TASK PROMPT: In the listing below, find every line containing "such" and copy it out.

DATA LISTING:

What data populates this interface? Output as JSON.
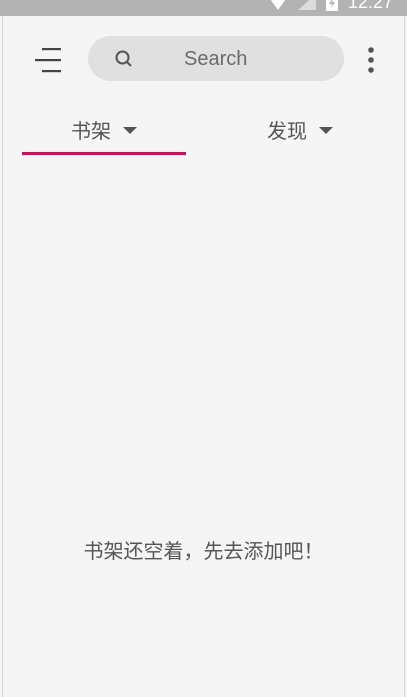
{
  "status_bar": {
    "time": "12:27",
    "icons": [
      "wifi-icon",
      "signal-icon",
      "battery-icon"
    ]
  },
  "toolbar": {
    "menu_icon": "menu-icon",
    "search_placeholder": "Search",
    "search_icon": "search-icon",
    "overflow_icon": "more-vert-icon"
  },
  "tabs": [
    {
      "label": "书架",
      "selected": true
    },
    {
      "label": "发现",
      "selected": false
    }
  ],
  "main": {
    "empty_message": "书架还空着，先去添加吧！"
  },
  "colors": {
    "accent": "#c2185b",
    "background": "#f5f5f5",
    "search_background": "#e0e0e0",
    "status_bar": "#b3b3b3"
  }
}
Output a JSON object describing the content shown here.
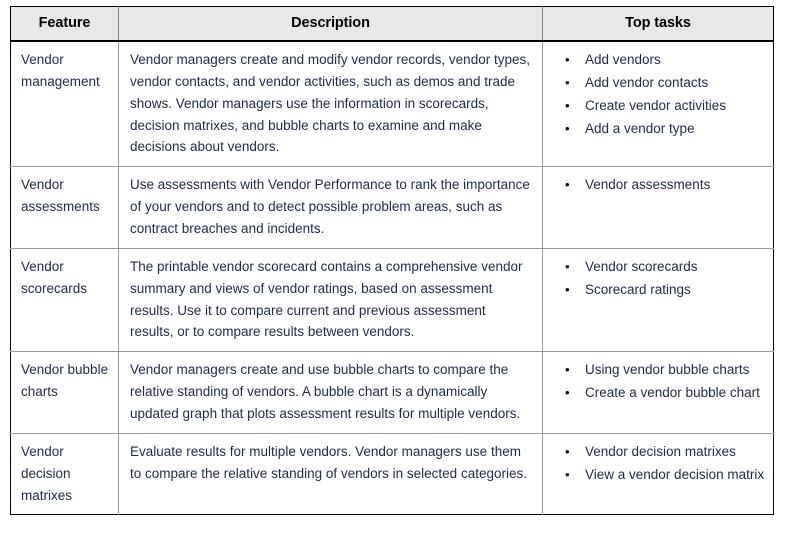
{
  "table": {
    "columns": [
      {
        "label": "Feature"
      },
      {
        "label": "Description"
      },
      {
        "label": "Top tasks"
      }
    ],
    "rows": [
      {
        "feature": "Vendor management",
        "description": "Vendor managers create and modify vendor records, vendor types, vendor contacts, and vendor activities, such as demos and trade shows. Vendor managers use the information in scorecards, decision matrixes, and bubble charts to examine and make decisions about vendors.",
        "tasks": [
          "Add vendors",
          "Add vendor contacts",
          "Create vendor activities",
          "Add a vendor type"
        ]
      },
      {
        "feature": "Vendor assessments",
        "description": "Use assessments with Vendor Performance to rank the importance of your vendors and to detect possible problem areas, such as contract breaches and incidents.",
        "tasks": [
          "Vendor assessments"
        ]
      },
      {
        "feature": "Vendor scorecards",
        "description": "The printable vendor scorecard contains a comprehensive vendor summary and views of vendor ratings, based on assessment results. Use it to compare current and previous assessment results, or to compare results between vendors.",
        "tasks": [
          "Vendor scorecards",
          "Scorecard ratings"
        ]
      },
      {
        "feature": "Vendor bubble charts",
        "description": "Vendor managers create and use bubble charts to compare the relative standing of vendors. A bubble chart is a dynamically updated graph that plots assessment results for multiple vendors.",
        "tasks": [
          "Using vendor bubble charts",
          "Create a vendor bubble chart"
        ]
      },
      {
        "feature": "Vendor decision matrixes",
        "description": "Evaluate results for multiple vendors. Vendor managers use them to compare the relative standing of vendors in selected categories.",
        "tasks": [
          "Vendor decision matrixes",
          "View a vendor decision matrix"
        ]
      }
    ],
    "bullet_glyph": "•"
  }
}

TASK RESULT:
        "description": "Vendor managers create and modify vendor records, vendor types, vendor contacts, and vendor activities, such as demos and trade shows. Vendor managers use the information in scorecards, decision matrixes, and bubble charts to examine and make decisions about vendors.",
        "description": "Use assessments with Vendor Performance to rank the importance of your vendors and to detect possible problem areas, such as contract breaches and incidents.",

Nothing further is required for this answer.